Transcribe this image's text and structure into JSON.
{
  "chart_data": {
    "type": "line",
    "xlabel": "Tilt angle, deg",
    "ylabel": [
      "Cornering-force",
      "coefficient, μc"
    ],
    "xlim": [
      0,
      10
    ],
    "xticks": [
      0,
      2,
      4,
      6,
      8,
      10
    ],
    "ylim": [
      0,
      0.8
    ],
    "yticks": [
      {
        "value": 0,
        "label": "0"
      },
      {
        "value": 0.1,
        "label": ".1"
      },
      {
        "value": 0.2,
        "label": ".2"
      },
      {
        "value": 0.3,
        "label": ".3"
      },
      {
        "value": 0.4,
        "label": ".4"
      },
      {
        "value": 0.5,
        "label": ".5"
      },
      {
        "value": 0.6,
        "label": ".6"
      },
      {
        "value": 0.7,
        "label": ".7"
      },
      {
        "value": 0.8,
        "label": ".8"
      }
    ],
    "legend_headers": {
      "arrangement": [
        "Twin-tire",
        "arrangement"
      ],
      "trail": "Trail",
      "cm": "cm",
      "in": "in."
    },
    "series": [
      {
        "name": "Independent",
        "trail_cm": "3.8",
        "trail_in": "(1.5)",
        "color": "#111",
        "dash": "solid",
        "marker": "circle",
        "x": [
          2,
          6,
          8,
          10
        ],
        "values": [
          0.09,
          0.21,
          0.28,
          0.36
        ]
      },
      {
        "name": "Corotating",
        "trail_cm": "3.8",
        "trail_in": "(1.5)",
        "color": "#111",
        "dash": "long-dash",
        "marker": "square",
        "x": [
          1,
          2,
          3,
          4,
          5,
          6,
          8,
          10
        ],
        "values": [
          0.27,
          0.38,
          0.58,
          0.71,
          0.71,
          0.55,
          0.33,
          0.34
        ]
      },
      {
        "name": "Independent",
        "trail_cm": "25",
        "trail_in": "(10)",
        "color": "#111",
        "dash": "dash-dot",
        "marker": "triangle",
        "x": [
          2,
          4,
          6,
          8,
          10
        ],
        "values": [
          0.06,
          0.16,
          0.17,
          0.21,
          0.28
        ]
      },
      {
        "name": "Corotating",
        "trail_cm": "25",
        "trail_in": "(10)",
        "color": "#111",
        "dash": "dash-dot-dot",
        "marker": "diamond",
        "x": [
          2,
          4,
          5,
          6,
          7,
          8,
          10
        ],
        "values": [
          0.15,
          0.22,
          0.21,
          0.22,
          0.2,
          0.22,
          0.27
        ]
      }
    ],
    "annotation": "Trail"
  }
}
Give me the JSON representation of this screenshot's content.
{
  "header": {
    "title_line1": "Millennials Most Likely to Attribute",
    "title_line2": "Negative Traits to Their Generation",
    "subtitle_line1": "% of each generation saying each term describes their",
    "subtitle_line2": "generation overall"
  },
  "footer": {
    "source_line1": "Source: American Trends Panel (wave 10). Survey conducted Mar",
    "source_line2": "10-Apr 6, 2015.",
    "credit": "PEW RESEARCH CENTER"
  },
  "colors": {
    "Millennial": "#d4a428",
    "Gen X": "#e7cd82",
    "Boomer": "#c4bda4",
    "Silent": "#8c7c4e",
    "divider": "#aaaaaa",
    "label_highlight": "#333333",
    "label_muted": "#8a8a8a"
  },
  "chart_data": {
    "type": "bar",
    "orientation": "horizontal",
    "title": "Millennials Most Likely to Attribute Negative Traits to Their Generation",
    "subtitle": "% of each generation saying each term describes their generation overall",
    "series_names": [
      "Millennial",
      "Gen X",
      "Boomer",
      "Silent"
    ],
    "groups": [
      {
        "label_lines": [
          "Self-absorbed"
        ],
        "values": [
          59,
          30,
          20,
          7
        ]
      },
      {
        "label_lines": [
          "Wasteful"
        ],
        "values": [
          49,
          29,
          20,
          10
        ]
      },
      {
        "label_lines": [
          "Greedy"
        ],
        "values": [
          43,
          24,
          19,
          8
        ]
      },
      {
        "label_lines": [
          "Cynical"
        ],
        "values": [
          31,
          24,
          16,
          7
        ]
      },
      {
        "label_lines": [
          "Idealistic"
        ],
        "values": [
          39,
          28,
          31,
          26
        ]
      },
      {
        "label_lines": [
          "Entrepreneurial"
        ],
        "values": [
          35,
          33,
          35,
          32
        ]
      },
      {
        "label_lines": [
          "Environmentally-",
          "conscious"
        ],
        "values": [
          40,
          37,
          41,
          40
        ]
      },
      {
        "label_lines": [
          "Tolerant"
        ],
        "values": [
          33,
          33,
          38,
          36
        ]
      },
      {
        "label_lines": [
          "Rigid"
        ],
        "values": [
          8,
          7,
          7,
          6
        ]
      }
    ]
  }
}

* * *

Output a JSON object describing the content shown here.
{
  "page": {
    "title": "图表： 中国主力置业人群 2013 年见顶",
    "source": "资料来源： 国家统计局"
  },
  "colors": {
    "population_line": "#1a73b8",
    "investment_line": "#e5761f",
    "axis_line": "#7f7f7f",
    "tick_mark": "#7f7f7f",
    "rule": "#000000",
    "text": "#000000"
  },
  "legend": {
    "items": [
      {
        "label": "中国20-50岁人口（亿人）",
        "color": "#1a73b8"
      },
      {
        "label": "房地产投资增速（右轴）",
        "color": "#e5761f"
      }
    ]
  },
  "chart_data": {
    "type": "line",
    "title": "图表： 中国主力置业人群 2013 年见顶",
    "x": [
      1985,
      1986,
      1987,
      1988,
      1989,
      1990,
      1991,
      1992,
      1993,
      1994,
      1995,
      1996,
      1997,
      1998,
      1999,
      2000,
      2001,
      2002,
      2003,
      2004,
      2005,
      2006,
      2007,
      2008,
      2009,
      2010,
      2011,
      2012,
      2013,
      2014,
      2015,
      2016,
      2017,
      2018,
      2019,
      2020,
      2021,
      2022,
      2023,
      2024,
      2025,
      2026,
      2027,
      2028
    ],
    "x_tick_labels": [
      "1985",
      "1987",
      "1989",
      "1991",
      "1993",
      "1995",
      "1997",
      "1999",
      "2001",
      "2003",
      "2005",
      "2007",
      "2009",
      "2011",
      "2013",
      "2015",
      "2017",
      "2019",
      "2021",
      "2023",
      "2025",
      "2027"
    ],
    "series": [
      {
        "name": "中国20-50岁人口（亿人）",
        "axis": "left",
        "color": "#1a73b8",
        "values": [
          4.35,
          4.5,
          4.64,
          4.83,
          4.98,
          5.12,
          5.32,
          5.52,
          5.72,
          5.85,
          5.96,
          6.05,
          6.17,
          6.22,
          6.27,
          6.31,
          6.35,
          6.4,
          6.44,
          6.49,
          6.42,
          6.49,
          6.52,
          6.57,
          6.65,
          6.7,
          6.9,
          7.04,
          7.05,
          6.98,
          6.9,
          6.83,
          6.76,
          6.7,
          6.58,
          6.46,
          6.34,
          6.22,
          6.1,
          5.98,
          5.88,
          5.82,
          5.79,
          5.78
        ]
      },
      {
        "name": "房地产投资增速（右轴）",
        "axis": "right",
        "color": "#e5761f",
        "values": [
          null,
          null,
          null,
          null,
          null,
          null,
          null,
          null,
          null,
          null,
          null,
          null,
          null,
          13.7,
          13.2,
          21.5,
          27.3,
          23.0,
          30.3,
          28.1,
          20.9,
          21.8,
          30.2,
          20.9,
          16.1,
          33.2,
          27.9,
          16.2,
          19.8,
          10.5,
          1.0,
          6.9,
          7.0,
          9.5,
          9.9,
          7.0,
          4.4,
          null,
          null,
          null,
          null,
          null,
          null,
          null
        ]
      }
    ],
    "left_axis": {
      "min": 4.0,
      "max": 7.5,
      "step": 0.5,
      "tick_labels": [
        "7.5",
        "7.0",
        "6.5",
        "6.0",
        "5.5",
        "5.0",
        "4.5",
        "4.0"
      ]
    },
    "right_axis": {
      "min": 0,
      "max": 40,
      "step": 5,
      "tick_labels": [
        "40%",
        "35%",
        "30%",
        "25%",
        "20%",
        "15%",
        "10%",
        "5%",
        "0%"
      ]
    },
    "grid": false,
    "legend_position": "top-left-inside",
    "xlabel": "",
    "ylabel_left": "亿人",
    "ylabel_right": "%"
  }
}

• Description of the task
Report only the number of lines in the records that include the word "term".

• Answer to this exercise
2